Entries provided.
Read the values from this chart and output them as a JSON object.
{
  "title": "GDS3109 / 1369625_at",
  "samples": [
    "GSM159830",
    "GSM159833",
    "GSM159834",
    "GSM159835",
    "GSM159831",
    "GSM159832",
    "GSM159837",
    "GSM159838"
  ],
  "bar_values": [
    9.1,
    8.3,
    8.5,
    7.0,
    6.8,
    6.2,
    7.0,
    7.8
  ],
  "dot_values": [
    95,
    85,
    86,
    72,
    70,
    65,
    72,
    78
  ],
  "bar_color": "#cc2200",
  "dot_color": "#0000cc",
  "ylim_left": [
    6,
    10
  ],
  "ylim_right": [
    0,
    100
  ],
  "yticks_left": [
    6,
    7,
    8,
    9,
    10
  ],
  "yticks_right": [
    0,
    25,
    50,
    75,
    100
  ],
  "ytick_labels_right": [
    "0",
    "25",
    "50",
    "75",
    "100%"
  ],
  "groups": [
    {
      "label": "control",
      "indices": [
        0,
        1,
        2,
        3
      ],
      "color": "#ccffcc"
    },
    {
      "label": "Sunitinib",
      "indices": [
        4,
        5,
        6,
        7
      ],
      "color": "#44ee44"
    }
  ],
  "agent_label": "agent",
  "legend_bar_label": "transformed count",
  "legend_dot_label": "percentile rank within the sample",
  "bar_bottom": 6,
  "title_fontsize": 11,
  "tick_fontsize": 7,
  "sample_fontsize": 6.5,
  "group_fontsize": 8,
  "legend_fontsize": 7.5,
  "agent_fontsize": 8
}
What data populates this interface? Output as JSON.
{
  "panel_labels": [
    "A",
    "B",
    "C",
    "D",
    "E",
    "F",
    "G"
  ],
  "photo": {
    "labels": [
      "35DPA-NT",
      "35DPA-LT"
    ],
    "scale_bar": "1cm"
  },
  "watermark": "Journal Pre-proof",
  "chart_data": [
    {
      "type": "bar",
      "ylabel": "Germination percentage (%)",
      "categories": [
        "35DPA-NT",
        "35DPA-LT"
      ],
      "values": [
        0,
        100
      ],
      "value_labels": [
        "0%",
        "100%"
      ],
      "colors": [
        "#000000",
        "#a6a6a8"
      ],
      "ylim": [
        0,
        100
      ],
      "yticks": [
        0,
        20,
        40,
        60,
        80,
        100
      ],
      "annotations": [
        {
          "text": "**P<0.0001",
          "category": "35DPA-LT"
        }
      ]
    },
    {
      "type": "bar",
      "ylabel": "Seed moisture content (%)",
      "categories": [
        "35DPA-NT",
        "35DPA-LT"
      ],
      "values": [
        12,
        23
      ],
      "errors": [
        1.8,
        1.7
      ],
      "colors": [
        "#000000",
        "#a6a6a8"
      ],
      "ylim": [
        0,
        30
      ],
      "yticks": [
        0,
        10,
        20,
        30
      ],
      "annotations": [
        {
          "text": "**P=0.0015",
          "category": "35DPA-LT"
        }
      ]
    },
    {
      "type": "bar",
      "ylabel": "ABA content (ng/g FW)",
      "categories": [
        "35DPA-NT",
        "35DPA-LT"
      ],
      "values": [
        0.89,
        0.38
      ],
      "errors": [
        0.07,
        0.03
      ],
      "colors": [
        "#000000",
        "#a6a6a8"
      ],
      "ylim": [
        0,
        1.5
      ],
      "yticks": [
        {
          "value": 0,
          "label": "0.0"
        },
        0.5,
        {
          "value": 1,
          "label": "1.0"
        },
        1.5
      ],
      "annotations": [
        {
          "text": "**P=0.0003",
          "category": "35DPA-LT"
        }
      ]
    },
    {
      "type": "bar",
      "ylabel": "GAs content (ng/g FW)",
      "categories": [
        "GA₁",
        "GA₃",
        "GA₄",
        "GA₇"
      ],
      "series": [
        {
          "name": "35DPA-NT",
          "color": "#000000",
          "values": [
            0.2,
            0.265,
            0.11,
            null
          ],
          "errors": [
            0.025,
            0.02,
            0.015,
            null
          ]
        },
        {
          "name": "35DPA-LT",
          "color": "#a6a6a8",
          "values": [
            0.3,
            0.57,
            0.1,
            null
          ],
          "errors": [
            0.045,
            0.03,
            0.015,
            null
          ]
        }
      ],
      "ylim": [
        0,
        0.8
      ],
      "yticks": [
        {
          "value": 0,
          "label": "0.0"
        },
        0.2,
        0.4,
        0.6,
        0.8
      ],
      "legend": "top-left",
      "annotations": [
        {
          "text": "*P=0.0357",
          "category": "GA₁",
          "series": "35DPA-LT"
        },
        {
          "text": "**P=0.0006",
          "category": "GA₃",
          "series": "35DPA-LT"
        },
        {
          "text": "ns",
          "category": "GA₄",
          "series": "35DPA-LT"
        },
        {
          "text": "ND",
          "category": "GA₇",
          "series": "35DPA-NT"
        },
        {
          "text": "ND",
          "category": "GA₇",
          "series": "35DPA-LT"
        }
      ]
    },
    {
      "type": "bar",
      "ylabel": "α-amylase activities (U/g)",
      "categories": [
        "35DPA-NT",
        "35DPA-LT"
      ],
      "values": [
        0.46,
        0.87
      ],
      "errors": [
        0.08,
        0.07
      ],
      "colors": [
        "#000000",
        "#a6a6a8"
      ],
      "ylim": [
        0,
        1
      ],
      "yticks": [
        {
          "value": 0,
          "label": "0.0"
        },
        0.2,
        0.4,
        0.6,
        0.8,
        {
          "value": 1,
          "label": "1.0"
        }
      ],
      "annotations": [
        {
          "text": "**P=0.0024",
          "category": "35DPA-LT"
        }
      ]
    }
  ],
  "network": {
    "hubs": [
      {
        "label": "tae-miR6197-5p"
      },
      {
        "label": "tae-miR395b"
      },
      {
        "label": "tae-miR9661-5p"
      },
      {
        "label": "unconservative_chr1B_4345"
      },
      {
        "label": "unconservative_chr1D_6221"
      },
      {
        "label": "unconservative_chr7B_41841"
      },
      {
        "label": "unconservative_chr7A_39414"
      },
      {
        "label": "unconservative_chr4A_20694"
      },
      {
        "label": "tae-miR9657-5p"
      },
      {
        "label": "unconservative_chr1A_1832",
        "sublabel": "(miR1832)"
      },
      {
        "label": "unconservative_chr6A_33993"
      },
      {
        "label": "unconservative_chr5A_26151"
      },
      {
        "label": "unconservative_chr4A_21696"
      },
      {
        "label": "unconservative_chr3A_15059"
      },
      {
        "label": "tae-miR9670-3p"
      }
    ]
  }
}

Exercise brief.
Pick out the lines containing the string "ylabel".

Response to the exercise.
      "ylabel": "Germination percentage (%)",
      "ylabel": "Seed moisture content (%)",
      "ylabel": "ABA content (ng/g FW)",
      "ylabel": "GAs content (ng/g FW)",
      "ylabel": "α-amylase activities (U/g)",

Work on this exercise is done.